Coordinate annotation records
[start]

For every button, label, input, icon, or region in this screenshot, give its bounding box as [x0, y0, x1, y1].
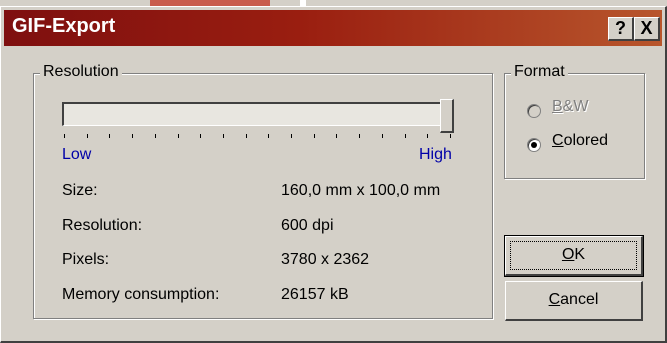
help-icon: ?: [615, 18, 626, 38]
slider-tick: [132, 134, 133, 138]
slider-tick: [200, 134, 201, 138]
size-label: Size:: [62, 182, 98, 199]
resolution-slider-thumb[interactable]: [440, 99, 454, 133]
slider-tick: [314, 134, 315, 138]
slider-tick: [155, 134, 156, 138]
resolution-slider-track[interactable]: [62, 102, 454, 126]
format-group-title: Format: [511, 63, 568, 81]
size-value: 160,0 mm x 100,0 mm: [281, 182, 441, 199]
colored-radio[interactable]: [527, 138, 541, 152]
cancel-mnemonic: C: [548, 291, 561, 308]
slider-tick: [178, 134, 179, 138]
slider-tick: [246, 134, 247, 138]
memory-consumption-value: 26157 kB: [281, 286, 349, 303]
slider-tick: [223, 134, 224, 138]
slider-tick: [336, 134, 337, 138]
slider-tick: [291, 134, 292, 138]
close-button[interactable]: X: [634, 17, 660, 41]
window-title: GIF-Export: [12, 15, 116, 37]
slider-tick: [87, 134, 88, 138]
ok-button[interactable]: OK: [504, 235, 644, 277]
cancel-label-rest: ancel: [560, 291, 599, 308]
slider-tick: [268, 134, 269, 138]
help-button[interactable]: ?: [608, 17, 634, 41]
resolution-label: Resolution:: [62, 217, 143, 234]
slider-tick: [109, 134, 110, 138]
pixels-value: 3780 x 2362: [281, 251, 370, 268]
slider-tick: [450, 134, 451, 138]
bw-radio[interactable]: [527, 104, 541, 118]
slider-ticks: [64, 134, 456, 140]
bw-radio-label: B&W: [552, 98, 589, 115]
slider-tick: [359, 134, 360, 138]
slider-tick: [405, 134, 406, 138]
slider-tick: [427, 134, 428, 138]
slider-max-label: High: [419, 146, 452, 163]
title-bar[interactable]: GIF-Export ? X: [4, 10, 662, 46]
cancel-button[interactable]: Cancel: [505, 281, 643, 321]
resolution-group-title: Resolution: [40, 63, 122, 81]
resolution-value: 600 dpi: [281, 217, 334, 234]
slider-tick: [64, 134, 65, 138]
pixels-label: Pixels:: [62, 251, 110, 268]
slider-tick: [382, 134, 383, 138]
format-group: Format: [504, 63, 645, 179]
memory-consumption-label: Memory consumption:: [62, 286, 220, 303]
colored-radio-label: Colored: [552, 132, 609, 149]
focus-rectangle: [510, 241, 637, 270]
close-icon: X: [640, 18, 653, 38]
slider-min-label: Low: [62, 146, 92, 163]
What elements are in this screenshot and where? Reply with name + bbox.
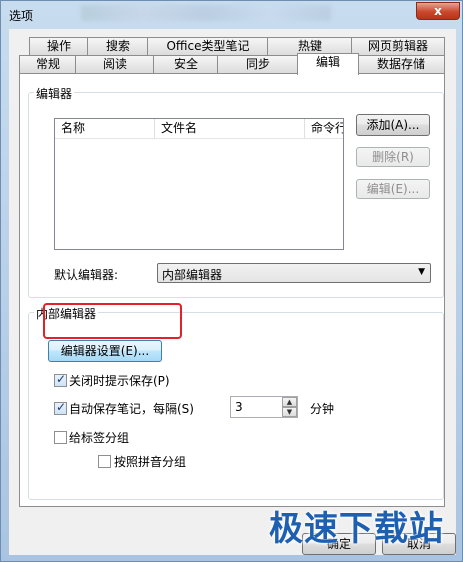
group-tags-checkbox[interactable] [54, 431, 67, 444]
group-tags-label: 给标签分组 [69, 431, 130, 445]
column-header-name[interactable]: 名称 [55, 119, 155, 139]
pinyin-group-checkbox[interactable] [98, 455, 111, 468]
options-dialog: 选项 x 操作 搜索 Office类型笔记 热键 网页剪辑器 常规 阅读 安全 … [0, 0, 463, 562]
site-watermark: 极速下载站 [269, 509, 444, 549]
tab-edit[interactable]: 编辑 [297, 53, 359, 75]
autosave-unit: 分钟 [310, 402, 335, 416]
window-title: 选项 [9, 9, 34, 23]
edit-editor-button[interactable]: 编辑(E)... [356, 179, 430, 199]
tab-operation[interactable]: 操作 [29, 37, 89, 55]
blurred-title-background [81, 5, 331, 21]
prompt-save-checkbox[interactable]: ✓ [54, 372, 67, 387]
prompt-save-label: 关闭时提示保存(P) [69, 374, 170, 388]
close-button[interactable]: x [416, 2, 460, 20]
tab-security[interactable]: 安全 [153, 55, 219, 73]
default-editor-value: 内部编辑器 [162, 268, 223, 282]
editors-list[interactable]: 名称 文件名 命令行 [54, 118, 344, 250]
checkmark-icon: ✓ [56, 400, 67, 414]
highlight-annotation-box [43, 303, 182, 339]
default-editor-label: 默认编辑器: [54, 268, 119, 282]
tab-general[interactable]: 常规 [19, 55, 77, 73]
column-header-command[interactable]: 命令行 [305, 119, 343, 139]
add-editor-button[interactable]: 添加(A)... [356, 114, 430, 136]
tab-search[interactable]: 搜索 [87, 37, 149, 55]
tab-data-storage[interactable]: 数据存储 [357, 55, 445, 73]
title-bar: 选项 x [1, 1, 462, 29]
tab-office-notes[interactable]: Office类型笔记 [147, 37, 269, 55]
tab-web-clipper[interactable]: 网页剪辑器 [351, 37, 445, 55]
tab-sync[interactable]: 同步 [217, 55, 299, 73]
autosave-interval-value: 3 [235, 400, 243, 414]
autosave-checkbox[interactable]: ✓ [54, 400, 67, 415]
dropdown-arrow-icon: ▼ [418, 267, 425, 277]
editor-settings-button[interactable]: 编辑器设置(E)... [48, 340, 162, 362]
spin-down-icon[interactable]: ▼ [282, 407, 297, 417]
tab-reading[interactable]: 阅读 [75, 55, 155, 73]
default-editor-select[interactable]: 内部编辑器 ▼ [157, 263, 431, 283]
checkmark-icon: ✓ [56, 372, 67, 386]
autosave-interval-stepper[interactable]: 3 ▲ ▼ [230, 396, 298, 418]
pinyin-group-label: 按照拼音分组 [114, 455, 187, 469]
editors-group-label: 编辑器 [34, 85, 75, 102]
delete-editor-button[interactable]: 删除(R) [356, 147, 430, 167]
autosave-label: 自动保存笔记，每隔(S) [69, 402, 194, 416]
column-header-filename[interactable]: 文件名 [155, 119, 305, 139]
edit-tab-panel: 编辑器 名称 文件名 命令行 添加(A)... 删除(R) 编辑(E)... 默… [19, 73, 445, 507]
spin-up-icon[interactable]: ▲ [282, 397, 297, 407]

[end]
[start]

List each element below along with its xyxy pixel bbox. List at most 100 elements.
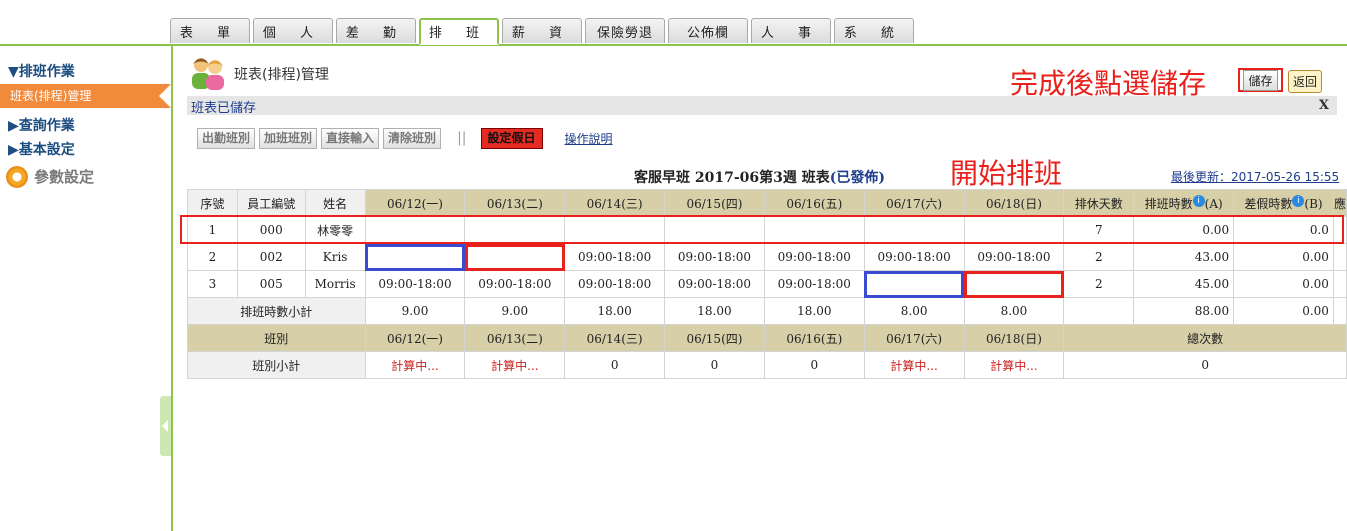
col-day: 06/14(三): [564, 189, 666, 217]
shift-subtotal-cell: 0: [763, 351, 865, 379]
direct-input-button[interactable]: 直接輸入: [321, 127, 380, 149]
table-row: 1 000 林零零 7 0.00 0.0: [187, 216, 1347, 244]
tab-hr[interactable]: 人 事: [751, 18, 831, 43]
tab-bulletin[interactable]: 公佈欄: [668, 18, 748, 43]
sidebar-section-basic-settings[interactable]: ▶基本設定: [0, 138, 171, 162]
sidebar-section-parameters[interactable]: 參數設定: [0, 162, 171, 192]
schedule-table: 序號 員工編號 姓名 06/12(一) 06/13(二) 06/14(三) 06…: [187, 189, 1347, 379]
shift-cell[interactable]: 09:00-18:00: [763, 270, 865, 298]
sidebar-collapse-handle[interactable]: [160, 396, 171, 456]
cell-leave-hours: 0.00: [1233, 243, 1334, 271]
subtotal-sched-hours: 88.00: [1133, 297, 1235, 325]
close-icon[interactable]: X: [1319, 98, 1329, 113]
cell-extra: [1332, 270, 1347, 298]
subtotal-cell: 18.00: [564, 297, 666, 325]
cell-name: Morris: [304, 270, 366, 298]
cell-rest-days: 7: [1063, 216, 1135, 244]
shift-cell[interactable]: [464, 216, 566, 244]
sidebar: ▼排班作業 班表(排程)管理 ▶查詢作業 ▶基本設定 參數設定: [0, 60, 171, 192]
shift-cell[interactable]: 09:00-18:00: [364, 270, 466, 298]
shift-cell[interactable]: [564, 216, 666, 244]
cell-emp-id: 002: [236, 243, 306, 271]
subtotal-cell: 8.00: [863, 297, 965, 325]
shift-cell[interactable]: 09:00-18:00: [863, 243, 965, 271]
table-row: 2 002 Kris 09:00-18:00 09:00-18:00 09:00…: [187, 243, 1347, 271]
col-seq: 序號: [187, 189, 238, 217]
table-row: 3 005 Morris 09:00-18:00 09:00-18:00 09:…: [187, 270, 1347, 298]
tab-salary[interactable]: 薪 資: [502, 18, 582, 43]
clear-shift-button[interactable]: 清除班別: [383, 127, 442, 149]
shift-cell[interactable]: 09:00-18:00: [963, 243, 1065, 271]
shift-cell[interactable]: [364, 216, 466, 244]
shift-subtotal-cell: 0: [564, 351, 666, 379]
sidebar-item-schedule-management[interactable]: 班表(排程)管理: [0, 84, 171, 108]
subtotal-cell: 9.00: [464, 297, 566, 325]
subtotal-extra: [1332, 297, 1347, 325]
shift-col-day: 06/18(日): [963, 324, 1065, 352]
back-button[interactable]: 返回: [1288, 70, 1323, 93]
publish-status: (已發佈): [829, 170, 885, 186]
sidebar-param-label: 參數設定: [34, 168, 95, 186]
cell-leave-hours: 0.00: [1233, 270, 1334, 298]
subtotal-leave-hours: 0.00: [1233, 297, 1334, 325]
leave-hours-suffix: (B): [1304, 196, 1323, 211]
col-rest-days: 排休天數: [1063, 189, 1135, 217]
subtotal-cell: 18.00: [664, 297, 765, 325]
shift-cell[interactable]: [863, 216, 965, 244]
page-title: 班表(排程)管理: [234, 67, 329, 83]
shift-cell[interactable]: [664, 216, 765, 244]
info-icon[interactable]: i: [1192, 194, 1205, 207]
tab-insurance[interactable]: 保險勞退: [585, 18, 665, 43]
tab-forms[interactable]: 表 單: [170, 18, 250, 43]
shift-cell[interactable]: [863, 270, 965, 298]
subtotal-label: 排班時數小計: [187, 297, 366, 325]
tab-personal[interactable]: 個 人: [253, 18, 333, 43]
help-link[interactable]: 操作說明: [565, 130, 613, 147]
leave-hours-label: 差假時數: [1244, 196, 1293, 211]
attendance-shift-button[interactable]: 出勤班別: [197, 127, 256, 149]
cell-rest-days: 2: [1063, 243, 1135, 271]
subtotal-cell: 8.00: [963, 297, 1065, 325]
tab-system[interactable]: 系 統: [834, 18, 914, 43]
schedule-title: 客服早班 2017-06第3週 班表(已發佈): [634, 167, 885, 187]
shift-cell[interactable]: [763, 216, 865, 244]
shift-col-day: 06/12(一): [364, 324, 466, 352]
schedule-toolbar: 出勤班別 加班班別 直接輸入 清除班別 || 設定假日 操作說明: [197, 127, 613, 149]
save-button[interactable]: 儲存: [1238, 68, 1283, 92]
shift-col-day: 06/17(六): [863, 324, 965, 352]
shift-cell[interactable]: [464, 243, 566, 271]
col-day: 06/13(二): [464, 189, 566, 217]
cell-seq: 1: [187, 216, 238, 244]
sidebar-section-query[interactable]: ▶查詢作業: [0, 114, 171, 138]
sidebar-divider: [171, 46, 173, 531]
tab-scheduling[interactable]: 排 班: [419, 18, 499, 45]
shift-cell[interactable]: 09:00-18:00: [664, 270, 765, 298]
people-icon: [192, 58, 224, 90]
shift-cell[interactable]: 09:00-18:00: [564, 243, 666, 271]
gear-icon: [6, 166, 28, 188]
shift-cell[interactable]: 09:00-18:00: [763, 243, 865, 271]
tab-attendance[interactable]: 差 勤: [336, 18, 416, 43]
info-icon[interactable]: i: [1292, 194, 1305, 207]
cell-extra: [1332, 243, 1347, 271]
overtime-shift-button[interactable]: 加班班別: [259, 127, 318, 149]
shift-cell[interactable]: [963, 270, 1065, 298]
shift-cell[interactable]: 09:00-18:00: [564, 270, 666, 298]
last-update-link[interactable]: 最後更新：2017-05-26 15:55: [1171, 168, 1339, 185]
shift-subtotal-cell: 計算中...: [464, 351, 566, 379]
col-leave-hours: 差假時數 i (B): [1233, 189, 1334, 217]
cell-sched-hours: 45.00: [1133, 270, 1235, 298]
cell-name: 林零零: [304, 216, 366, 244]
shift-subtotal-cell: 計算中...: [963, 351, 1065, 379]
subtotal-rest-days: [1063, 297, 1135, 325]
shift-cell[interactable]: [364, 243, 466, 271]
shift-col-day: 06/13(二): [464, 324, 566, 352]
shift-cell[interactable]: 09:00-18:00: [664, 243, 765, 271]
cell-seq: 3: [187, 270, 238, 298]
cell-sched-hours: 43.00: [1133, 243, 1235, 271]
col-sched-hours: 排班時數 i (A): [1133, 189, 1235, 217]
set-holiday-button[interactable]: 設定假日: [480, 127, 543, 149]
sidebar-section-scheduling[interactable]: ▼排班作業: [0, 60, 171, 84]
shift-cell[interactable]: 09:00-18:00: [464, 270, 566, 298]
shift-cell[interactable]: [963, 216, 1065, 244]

[end]

Exercise details » Retype the records from the line containing "help-icon: ?: [615, 18, 626, 38]" through the line containing "format-group-title: Format: [511, 63, 568, 81]", both included, with nothing changed.

Written solution »
help-icon: ?: [615, 18, 626, 38]
slider-tick: [132, 134, 133, 138]
slider-tick: [200, 134, 201, 138]
size-label: Size:: [62, 182, 98, 199]
resolution-slider-thumb[interactable]: [440, 99, 454, 133]
slider-tick: [314, 134, 315, 138]
slider-tick: [155, 134, 156, 138]
resolution-slider-track[interactable]: [62, 102, 454, 126]
format-group-title: Format: [511, 63, 568, 81]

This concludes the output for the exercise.